Brief - Count every line below that contains "JSON", then state the total with no other output.

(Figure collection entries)
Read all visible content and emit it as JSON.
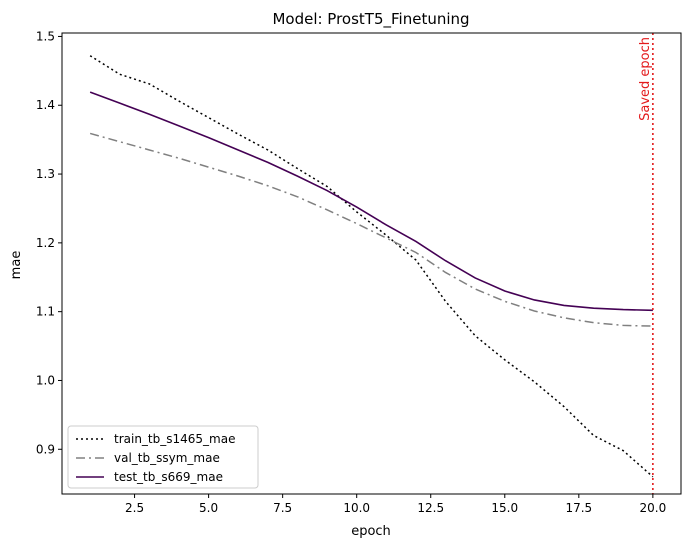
{
  "chart_data": {
    "type": "line",
    "title": "Model: ProstT5_Finetuning",
    "xlabel": "epoch",
    "ylabel": "mae",
    "xlim": [
      0.05,
      20.95
    ],
    "ylim": [
      0.835,
      1.505
    ],
    "xticks": [
      2.5,
      5.0,
      7.5,
      10.0,
      12.5,
      15.0,
      17.5,
      20.0
    ],
    "xtick_labels": [
      "2.5",
      "5.0",
      "7.5",
      "10.0",
      "12.5",
      "15.0",
      "17.5",
      "20.0"
    ],
    "yticks": [
      0.9,
      1.0,
      1.1,
      1.2,
      1.3,
      1.4,
      1.5
    ],
    "ytick_labels": [
      "0.9",
      "1.0",
      "1.1",
      "1.2",
      "1.3",
      "1.4",
      "1.5"
    ],
    "grid": false,
    "legend_position": "lower-left",
    "x": [
      1,
      2,
      3,
      4,
      5,
      6,
      7,
      8,
      9,
      10,
      11,
      12,
      13,
      14,
      15,
      16,
      17,
      18,
      19,
      20
    ],
    "series": [
      {
        "name": "train_tb_s1465_mae",
        "style": "dotted",
        "color": "#000000",
        "values": [
          1.472,
          1.445,
          1.431,
          1.406,
          1.382,
          1.358,
          1.335,
          1.308,
          1.282,
          1.245,
          1.211,
          1.175,
          1.115,
          1.065,
          1.03,
          0.998,
          0.962,
          0.92,
          0.898,
          0.86
        ]
      },
      {
        "name": "val_tb_ssym_mae",
        "style": "dashdot",
        "color": "#808080",
        "values": [
          1.359,
          1.347,
          1.335,
          1.323,
          1.31,
          1.297,
          1.283,
          1.267,
          1.248,
          1.228,
          1.207,
          1.186,
          1.157,
          1.133,
          1.115,
          1.101,
          1.091,
          1.084,
          1.08,
          1.079
        ]
      },
      {
        "name": "test_tb_s669_mae",
        "style": "solid",
        "color": "#440154",
        "values": [
          1.419,
          1.403,
          1.387,
          1.37,
          1.353,
          1.335,
          1.317,
          1.297,
          1.276,
          1.252,
          1.226,
          1.202,
          1.174,
          1.149,
          1.13,
          1.117,
          1.109,
          1.105,
          1.103,
          1.102
        ]
      }
    ],
    "annotations": [
      {
        "type": "vline",
        "x": 20,
        "style": "dotted",
        "color": "#e31a1c",
        "label": "Saved epoch"
      }
    ]
  }
}
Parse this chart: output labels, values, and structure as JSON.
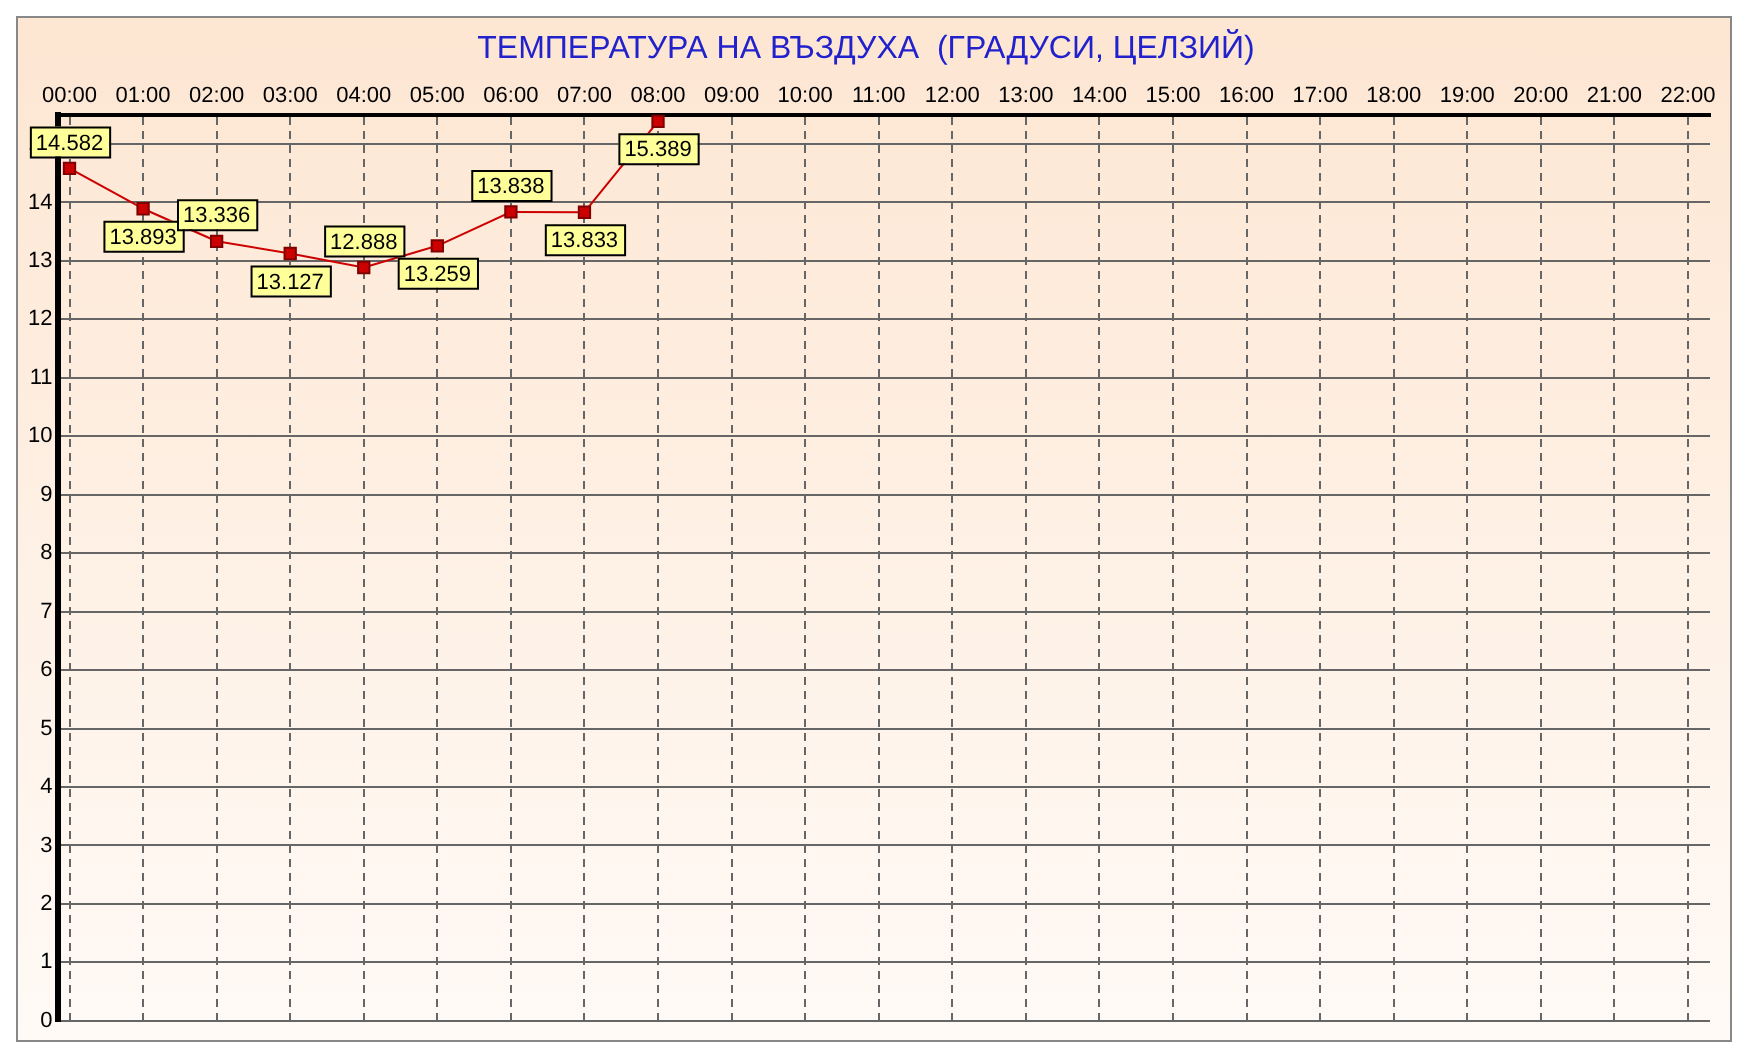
{
  "chart_data": {
    "type": "line",
    "title": "ТЕМПЕРАТУРА НА ВЪЗДУХА  (ГРАДУСИ, ЦЕЛЗИЙ)",
    "x": [
      0,
      1,
      2,
      3,
      4,
      5,
      6,
      7,
      8
    ],
    "series": [
      {
        "color": "#cc0000",
        "values": [
          14.582,
          13.893,
          13.336,
          13.127,
          12.888,
          13.259,
          13.838,
          13.833,
          15.389
        ]
      }
    ],
    "xlim": [
      -0.15,
      22.3
    ],
    "xticks": [
      {
        "value": 0,
        "label": "00:00"
      },
      {
        "value": 1,
        "label": "01:00"
      },
      {
        "value": 2,
        "label": "02:00"
      },
      {
        "value": 3,
        "label": "03:00"
      },
      {
        "value": 4,
        "label": "04:00"
      },
      {
        "value": 5,
        "label": "05:00"
      },
      {
        "value": 6,
        "label": "06:00"
      },
      {
        "value": 7,
        "label": "07:00"
      },
      {
        "value": 8,
        "label": "08:00"
      },
      {
        "value": 9,
        "label": "09:00"
      },
      {
        "value": 10,
        "label": "10:00"
      },
      {
        "value": 11,
        "label": "11:00"
      },
      {
        "value": 12,
        "label": "12:00"
      },
      {
        "value": 13,
        "label": "13:00"
      },
      {
        "value": 14,
        "label": "14:00"
      },
      {
        "value": 15,
        "label": "15:00"
      },
      {
        "value": 16,
        "label": "16:00"
      },
      {
        "value": 17,
        "label": "17:00"
      },
      {
        "value": 18,
        "label": "18:00"
      },
      {
        "value": 19,
        "label": "19:00"
      },
      {
        "value": 20,
        "label": "20:00"
      },
      {
        "value": 21,
        "label": "21:00"
      },
      {
        "value": 22,
        "label": "22:00"
      }
    ],
    "ylim": [
      0,
      15.5
    ],
    "yticks": [
      0,
      1,
      2,
      3,
      4,
      5,
      6,
      7,
      8,
      9,
      10,
      11,
      12,
      13,
      14,
      15
    ],
    "grid": true,
    "legend": false,
    "marker": "square",
    "line_style": "solid",
    "data_labels": true
  }
}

Exercise output - 2